§ What is required: In your copy, leave out the pictures; write out all the data exactly.

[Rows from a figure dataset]
☆ ☆ ☆ ☆

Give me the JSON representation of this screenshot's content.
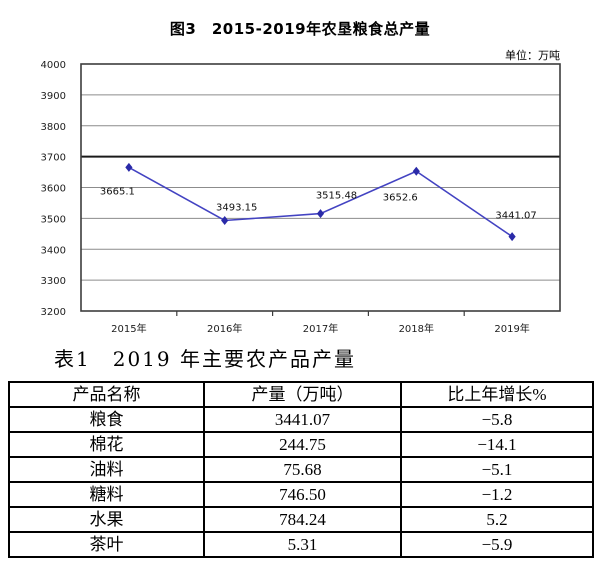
{
  "document": {
    "figure_caption": "图3　2015-2019年农垦粮食总产量",
    "unit_label": "单位：万吨",
    "table_caption": "表1　2019 年主要农产品产量"
  },
  "chart_data": {
    "type": "line",
    "title": "图3 2015-2019年农垦粮食总产量",
    "unit": "万吨",
    "categories": [
      "2015年",
      "2016年",
      "2017年",
      "2018年",
      "2019年"
    ],
    "series": [
      {
        "name": "农垦粮食总产量",
        "values": [
          3665.1,
          3493.15,
          3515.48,
          3652.6,
          3441.07
        ]
      }
    ],
    "point_labels": [
      "3665.1",
      "3493.15",
      "3515.48",
      "3652.6",
      "3441.07"
    ],
    "xlabel": "",
    "ylabel": "",
    "ylim": [
      3200,
      4000
    ],
    "yticks": [
      3200,
      3300,
      3400,
      3500,
      3600,
      3700,
      3800,
      3900,
      4000
    ],
    "grid": true,
    "legend": "none",
    "marker": "diamond",
    "colors": {
      "line": "#4343c2",
      "marker": "#2a2aa8",
      "grid": "#8c8c8c",
      "grid_emphasis": "#1a1a1a",
      "frame": "#3d3d3d"
    }
  },
  "table": {
    "headers": [
      "产品名称",
      "产量（万吨）",
      "比上年增长%"
    ],
    "rows": [
      [
        "粮食",
        "3441.07",
        "−5.8"
      ],
      [
        "棉花",
        "244.75",
        "−14.1"
      ],
      [
        "油料",
        "75.68",
        "−5.1"
      ],
      [
        "糖料",
        "746.50",
        "−1.2"
      ],
      [
        "水果",
        "784.24",
        "5.2"
      ],
      [
        "茶叶",
        "5.31",
        "−5.9"
      ]
    ]
  }
}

☆ ☆ ☆ ☆

§ The solution:
Give me the JSON representation of this screenshot's content.
{
  "document": {
    "figure_caption": "图3　2015-2019年农垦粮食总产量",
    "unit_label": "单位：万吨",
    "table_caption": "表1　2019 年主要农产品产量"
  },
  "chart_data": {
    "type": "line",
    "title": "图3 2015-2019年农垦粮食总产量",
    "unit": "万吨",
    "categories": [
      "2015年",
      "2016年",
      "2017年",
      "2018年",
      "2019年"
    ],
    "series": [
      {
        "name": "农垦粮食总产量",
        "values": [
          3665.1,
          3493.15,
          3515.48,
          3652.6,
          3441.07
        ]
      }
    ],
    "point_labels": [
      "3665.1",
      "3493.15",
      "3515.48",
      "3652.6",
      "3441.07"
    ],
    "xlabel": "",
    "ylabel": "",
    "ylim": [
      3200,
      4000
    ],
    "yticks": [
      3200,
      3300,
      3400,
      3500,
      3600,
      3700,
      3800,
      3900,
      4000
    ],
    "grid": true,
    "legend": "none",
    "marker": "diamond",
    "colors": {
      "line": "#4343c2",
      "marker": "#2a2aa8",
      "grid": "#8c8c8c",
      "grid_emphasis": "#1a1a1a",
      "frame": "#3d3d3d"
    }
  },
  "table": {
    "headers": [
      "产品名称",
      "产量（万吨）",
      "比上年增长%"
    ],
    "rows": [
      [
        "粮食",
        "3441.07",
        "−5.8"
      ],
      [
        "棉花",
        "244.75",
        "−14.1"
      ],
      [
        "油料",
        "75.68",
        "−5.1"
      ],
      [
        "糖料",
        "746.50",
        "−1.2"
      ],
      [
        "水果",
        "784.24",
        "5.2"
      ],
      [
        "茶叶",
        "5.31",
        "−5.9"
      ]
    ]
  }
}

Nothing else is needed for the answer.